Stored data
+ + + +

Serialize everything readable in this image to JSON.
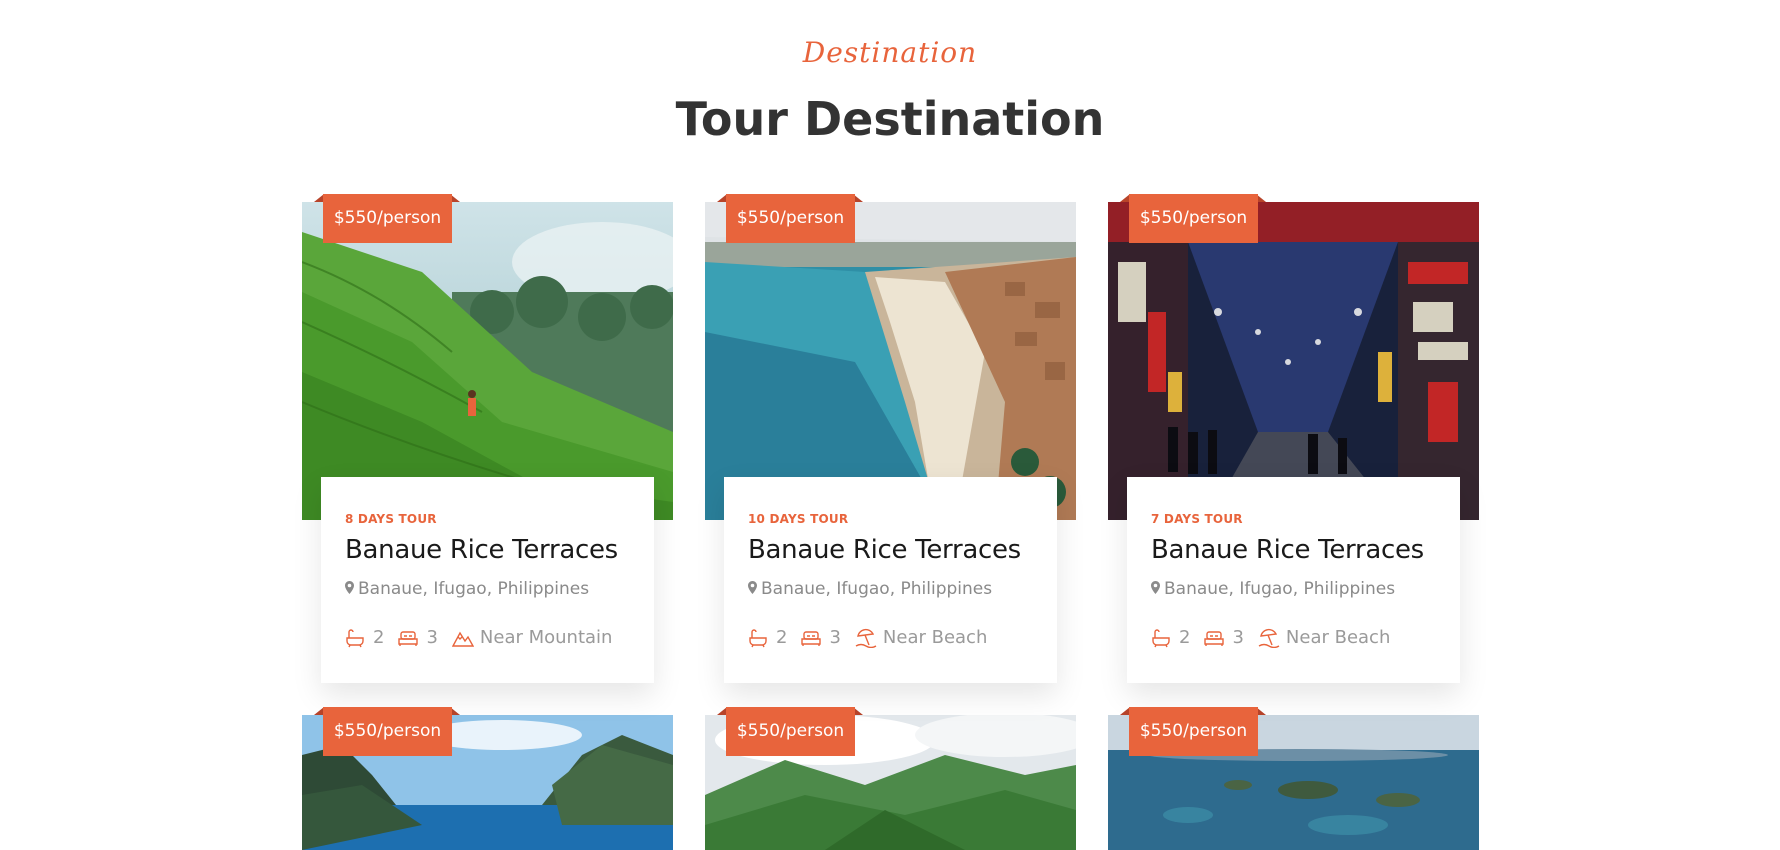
{
  "section": {
    "subtitle": "Destination",
    "title": "Tour Destination"
  },
  "colors": {
    "accent": "#e8643c",
    "heading": "#333333",
    "muted": "#8a8a8a"
  },
  "cards": [
    {
      "price": "$550/person",
      "days": "8 DAYS TOUR",
      "name": "Banaue Rice Terraces",
      "location": "Banaue, Ifugao, Philippines",
      "baths": "2",
      "beds": "3",
      "nearby": "Near Mountain",
      "nearby_icon": "mountain-icon",
      "image": "rice-terraces-photo"
    },
    {
      "price": "$550/person",
      "days": "10 DAYS TOUR",
      "name": "Banaue Rice Terraces",
      "location": "Banaue, Ifugao, Philippines",
      "baths": "2",
      "beds": "3",
      "nearby": "Near Beach",
      "nearby_icon": "beach-icon",
      "image": "coastal-beach-photo"
    },
    {
      "price": "$550/person",
      "days": "7 DAYS TOUR",
      "name": "Banaue Rice Terraces",
      "location": "Banaue, Ifugao, Philippines",
      "baths": "2",
      "beds": "3",
      "nearby": "Near Beach",
      "nearby_icon": "beach-icon",
      "image": "city-street-night-photo"
    },
    {
      "price": "$550/person",
      "image": "lagoon-cliffs-photo"
    },
    {
      "price": "$550/person",
      "image": "green-mountains-photo"
    },
    {
      "price": "$550/person",
      "image": "islands-aerial-photo"
    }
  ]
}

+ + + +

WRITTEN EXERCISE
Pictures don't belong in the copy. Restate all the entries exactly.

FINISHED EXERCISE
Serialize everything readable in this image to JSON.
{
  "section": {
    "subtitle": "Destination",
    "title": "Tour Destination"
  },
  "colors": {
    "accent": "#e8643c",
    "heading": "#333333",
    "muted": "#8a8a8a"
  },
  "cards": [
    {
      "price": "$550/person",
      "days": "8 DAYS TOUR",
      "name": "Banaue Rice Terraces",
      "location": "Banaue, Ifugao, Philippines",
      "baths": "2",
      "beds": "3",
      "nearby": "Near Mountain",
      "nearby_icon": "mountain-icon",
      "image": "rice-terraces-photo"
    },
    {
      "price": "$550/person",
      "days": "10 DAYS TOUR",
      "name": "Banaue Rice Terraces",
      "location": "Banaue, Ifugao, Philippines",
      "baths": "2",
      "beds": "3",
      "nearby": "Near Beach",
      "nearby_icon": "beach-icon",
      "image": "coastal-beach-photo"
    },
    {
      "price": "$550/person",
      "days": "7 DAYS TOUR",
      "name": "Banaue Rice Terraces",
      "location": "Banaue, Ifugao, Philippines",
      "baths": "2",
      "beds": "3",
      "nearby": "Near Beach",
      "nearby_icon": "beach-icon",
      "image": "city-street-night-photo"
    },
    {
      "price": "$550/person",
      "image": "lagoon-cliffs-photo"
    },
    {
      "price": "$550/person",
      "image": "green-mountains-photo"
    },
    {
      "price": "$550/person",
      "image": "islands-aerial-photo"
    }
  ]
}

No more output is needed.